• **Required work**:
Restate the complete material exactly.

Dataset entries

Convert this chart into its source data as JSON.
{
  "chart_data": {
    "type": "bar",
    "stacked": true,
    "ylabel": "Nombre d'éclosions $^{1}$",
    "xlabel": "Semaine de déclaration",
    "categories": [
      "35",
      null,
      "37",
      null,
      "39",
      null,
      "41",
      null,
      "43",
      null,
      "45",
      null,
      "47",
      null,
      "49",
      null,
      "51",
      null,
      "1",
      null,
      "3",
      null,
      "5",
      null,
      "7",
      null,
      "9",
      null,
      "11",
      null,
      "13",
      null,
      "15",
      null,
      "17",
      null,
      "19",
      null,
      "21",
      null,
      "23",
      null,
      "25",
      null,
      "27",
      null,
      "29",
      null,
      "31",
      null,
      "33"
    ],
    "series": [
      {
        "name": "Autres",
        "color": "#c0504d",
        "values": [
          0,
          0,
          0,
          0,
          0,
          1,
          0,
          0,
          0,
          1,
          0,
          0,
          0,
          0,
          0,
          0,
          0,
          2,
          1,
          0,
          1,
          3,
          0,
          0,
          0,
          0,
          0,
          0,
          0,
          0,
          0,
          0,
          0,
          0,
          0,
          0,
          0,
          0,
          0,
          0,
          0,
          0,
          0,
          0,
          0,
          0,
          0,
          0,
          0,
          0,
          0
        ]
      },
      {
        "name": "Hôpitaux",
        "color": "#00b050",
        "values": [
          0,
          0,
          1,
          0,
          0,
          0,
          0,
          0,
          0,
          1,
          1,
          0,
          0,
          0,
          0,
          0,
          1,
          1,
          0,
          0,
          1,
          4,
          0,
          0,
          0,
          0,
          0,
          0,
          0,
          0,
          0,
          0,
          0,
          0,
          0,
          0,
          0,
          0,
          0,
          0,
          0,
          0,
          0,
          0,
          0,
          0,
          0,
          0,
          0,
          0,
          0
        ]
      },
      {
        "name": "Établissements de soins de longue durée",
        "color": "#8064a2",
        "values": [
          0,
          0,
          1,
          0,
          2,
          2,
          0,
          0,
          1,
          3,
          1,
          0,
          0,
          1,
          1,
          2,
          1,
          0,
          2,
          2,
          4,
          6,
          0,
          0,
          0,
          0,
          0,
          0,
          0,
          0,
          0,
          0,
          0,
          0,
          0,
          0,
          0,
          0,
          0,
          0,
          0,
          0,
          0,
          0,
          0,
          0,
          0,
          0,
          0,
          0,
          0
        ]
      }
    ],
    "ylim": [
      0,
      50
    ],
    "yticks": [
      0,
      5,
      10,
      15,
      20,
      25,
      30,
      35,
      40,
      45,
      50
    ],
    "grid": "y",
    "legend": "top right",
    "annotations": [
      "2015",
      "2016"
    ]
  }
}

• **Exercise result**:
Convert this chart into its source data as JSON.
{
  "chart_data": {
    "type": "bar",
    "stacked": true,
    "ylabel": "Nombre d'éclosions $^{1}$",
    "xlabel": "Semaine de déclaration",
    "categories": [
      "35",
      null,
      "37",
      null,
      "39",
      null,
      "41",
      null,
      "43",
      null,
      "45",
      null,
      "47",
      null,
      "49",
      null,
      "51",
      null,
      "1",
      null,
      "3",
      null,
      "5",
      null,
      "7",
      null,
      "9",
      null,
      "11",
      null,
      "13",
      null,
      "15",
      null,
      "17",
      null,
      "19",
      null,
      "21",
      null,
      "23",
      null,
      "25",
      null,
      "27",
      null,
      "29",
      null,
      "31",
      null,
      "33"
    ],
    "series": [
      {
        "name": "Autres",
        "color": "#c0504d",
        "values": [
          0,
          0,
          0,
          0,
          0,
          1,
          0,
          0,
          0,
          1,
          0,
          0,
          0,
          0,
          0,
          0,
          0,
          2,
          1,
          0,
          1,
          3,
          0,
          0,
          0,
          0,
          0,
          0,
          0,
          0,
          0,
          0,
          0,
          0,
          0,
          0,
          0,
          0,
          0,
          0,
          0,
          0,
          0,
          0,
          0,
          0,
          0,
          0,
          0,
          0,
          0
        ]
      },
      {
        "name": "Hôpitaux",
        "color": "#00b050",
        "values": [
          0,
          0,
          1,
          0,
          0,
          0,
          0,
          0,
          0,
          1,
          1,
          0,
          0,
          0,
          0,
          0,
          1,
          1,
          0,
          0,
          1,
          4,
          0,
          0,
          0,
          0,
          0,
          0,
          0,
          0,
          0,
          0,
          0,
          0,
          0,
          0,
          0,
          0,
          0,
          0,
          0,
          0,
          0,
          0,
          0,
          0,
          0,
          0,
          0,
          0,
          0
        ]
      },
      {
        "name": "Établissements de soins de longue durée",
        "color": "#8064a2",
        "values": [
          0,
          0,
          1,
          0,
          2,
          2,
          0,
          0,
          1,
          3,
          1,
          0,
          0,
          1,
          1,
          2,
          1,
          0,
          2,
          2,
          4,
          6,
          0,
          0,
          0,
          0,
          0,
          0,
          0,
          0,
          0,
          0,
          0,
          0,
          0,
          0,
          0,
          0,
          0,
          0,
          0,
          0,
          0,
          0,
          0,
          0,
          0,
          0,
          0,
          0,
          0
        ]
      }
    ],
    "ylim": [
      0,
      50
    ],
    "yticks": [
      0,
      5,
      10,
      15,
      20,
      25,
      30,
      35,
      40,
      45,
      50
    ],
    "grid": "y",
    "legend": "top right",
    "annotations": [
      "2015",
      "2016"
    ]
  }
}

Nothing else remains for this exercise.